- _Requirements_
Reproduce everything from "Rashidi started his career" down to "Newspapers Editors Association." in the Ali Muhammad Rashidi biography below, word for word.

* Begin Document extract *

Ali Muhammad Rashidi ( August 5, 1905–March 14, 1987) was a Pakistani politician, scholar, bureaucrat, journalist, and writer. He was from Rashidi Syed and the elder brother of scholar Hassam-ud-Din Rashidi.

Early life 
Rashidi's father Muhammad Hamid Shah lived in Bahman village, Ratodero Taluka, Larkana District, Sindh. Rashidi got his early education from Muhammad Soomar and Muhammad Sidiq. He taught himself Persian, Urdu and English. He also studied English with Marmaduke Pickthall.

Career

Rashidi started his career as a journalist for the Sindh News newspaper in 1924. He was appointed as the secretary of Mohammad Ayub Khuhro in 1927. He was appointed editor of Al Rashid in 1928 at Sukkur. He served as editor of Al Amin. He started the newspaper Sitar-e-Sindh in 1934. In 1948, he became the editor of the English-language newspaper Sindh Observer. He served as the president of the Pakistan Newspapers Editors Association.

Politics

Rashidi started his political career in 1926 by joining the Sindh Muhammadan Association where he fought for the election of Sindh in Bombay. In 1934 he joined the Peoples Party of Sir Shahnawaz Bhutto. He joined the Muslim League in 1938 where he supported the Pakistani cause for independence by holding the positions of Secretary of the Sindh Provincial Muslim League and Secretary of the Foreign Committee. According to the late Yusuf Abdullah Haroon (an elder statesman of Pakistan), Rashidi was involved in the drafting of the Pakistan Resolution of 1940, also known as the Lahore Resolution. After 1947, he was instrumental in reinstating the Gaddi of Pir Pagara while ignoring the Frontier Regulation. He was elected MPA in the Sindh Assembly in the election of 1953, thereafter appointed Minister of Revenue. In the era of Mohammad Ayub Khuhro, he served as the Minister of Health, Revenue and Information. He also served as the Federal Minister for Information under Prime Minister Chaudhry Muhammad Ali.

* End Document extract *
* Begin Source material *

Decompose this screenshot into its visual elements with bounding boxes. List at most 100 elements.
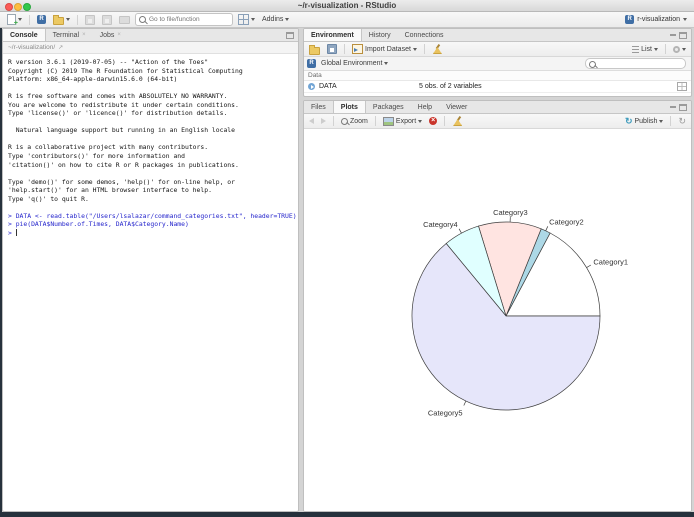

* End Source material *

- _Answer for the task_
Rashidi started his career as a journalist for the Sindh News newspaper in 1924. He was appointed as the secretary of Mohammad Ayub Khuhro in 1927. He was appointed editor of Al Rashid in 1928 at Sukkur. He served as editor of Al Amin. He started the newspaper Sitar-e-Sindh in 1934. In 1948, he became the editor of the English-language newspaper Sindh Observer. He served as the president of the Pakistan Newspapers Editors Association.